══ Input data

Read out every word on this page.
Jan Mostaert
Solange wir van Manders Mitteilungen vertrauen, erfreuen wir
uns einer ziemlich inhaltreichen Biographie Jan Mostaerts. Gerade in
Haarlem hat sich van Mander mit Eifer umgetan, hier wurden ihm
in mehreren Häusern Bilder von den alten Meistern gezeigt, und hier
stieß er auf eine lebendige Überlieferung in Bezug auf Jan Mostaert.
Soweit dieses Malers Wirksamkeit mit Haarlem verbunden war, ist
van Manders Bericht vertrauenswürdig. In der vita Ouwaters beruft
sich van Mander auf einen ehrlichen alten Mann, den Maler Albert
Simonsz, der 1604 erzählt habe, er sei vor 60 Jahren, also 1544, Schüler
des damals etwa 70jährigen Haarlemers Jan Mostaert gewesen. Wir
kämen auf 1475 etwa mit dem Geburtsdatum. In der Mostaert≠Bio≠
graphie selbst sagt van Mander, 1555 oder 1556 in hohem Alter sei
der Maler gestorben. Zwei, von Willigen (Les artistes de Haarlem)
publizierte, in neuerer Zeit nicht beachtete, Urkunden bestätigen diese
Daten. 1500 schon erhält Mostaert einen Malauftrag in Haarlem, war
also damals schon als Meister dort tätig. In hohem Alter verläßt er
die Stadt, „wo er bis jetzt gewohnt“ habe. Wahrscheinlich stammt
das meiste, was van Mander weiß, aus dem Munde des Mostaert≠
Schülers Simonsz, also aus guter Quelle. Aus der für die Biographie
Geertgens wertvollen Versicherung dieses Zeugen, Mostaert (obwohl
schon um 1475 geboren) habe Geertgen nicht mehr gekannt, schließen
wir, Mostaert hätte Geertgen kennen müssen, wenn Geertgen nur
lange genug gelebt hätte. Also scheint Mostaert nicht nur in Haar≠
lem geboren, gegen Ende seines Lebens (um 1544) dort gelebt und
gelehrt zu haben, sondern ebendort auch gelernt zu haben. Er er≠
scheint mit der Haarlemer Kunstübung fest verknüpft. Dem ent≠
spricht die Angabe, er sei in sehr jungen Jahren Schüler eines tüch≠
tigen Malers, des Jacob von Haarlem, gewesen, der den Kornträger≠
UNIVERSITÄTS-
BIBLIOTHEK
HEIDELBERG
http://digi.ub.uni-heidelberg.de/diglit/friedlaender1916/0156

════

What you will do
Search the data for the string "Malers". List each line that has it.

Result
Soweit dieses Malers Wirksamkeit mit Haarlem verbunden war, ist
tigen Malers, des Jacob von Haarlem, gewesen, der den Kornträger≠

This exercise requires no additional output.